TRECHO DO TEXTO:

O procurador-geral de Justiça do Rio de Janeiro, Antonio José Campos Moreira, afirmou que o enfrentamento ao crime organizado exige ações nacionais e políticas de Estado, e não apenas de governo, na área de segurança pública. A fala foi feita nesta sexta-feira, durante o Congresso Nacional do Ministério Público, em Brasília.
Moreira destacou que o país vive um cenário grave, marcado pelo enorme volume financeiro movimentado por organizações criminosas e, no caso do Rio, pelo poder bélico das facções, que já operam com estruturas semelhantes às de exércitos. Para ele, o Estado precisa oferecer uma resposta consistente, sob risco de perder legitimidade.

DADOS REGISTRADOS:
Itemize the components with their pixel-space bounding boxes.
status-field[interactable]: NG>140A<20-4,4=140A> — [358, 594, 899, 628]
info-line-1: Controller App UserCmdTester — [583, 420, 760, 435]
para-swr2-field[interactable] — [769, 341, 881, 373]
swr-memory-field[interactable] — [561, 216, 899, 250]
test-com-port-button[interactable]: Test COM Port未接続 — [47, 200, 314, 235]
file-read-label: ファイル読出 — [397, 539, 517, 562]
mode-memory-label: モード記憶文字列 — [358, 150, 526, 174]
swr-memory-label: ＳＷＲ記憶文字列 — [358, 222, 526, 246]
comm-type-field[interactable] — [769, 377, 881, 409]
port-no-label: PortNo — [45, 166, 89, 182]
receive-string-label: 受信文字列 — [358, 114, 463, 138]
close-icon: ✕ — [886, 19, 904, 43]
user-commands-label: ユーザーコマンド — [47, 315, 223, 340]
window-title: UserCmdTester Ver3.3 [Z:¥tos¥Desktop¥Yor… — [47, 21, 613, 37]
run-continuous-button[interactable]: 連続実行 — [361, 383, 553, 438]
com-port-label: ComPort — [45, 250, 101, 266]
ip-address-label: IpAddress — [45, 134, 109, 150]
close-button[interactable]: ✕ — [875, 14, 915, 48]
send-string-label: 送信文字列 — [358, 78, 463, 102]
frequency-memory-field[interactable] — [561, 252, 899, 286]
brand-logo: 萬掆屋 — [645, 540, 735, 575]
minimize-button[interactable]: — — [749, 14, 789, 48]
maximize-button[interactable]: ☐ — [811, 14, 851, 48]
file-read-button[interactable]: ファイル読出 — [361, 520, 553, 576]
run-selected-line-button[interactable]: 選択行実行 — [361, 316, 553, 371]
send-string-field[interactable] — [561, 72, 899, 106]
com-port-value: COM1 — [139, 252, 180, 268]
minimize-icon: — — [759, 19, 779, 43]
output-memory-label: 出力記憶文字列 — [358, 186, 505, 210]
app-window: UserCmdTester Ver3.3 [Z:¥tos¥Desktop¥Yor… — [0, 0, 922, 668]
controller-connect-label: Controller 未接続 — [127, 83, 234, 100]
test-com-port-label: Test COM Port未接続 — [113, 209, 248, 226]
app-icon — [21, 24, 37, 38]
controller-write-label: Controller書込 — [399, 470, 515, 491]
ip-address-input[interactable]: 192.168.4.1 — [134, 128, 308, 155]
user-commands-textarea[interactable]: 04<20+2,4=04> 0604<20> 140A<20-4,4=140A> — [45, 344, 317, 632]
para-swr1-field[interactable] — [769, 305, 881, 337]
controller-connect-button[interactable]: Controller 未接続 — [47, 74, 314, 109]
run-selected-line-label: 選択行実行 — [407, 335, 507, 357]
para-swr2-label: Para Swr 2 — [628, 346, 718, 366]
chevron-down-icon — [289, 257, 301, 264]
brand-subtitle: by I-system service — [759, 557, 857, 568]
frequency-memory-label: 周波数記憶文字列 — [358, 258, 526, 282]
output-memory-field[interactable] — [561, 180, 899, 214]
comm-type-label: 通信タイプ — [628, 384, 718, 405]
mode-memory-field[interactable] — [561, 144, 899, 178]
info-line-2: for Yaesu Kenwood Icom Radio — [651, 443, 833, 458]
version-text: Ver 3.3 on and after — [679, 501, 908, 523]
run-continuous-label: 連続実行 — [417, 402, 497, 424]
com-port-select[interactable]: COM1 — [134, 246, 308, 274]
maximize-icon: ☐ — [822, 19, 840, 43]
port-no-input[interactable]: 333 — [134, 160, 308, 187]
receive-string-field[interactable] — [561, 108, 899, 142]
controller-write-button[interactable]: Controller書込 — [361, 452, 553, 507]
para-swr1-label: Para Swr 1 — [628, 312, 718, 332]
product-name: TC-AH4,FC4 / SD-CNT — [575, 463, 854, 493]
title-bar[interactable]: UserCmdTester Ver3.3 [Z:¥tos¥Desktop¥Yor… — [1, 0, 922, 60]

REQUISITOS DO PROBLEMA: Prossiga com a notícia sobre a fala do procurador-geral de Justiça do Rio de Janeiro no Congresso Nacional do Ministério Público, a partir da última frase.

RESPOSTA ESCRITA:
O procurador reforçou que o Ministério Público deve atuar de forma coordenada, com estrutura adequada e integração entre os órgãos de execução, evitando ações isoladas. Segundo ele, o crime organizado foi historicamente subestimado e hoje tem capacidade de influenciar a economia formal, devido ao alto poder corruptor.
Moreira defendeu que o MP siga atuando com prudência, equilíbrio e independência, sem abrir espaço para radicalismos. E criticou tanto discursos que defendem um processo penal mínimo quanto propostas que querem extinguir o direito penal.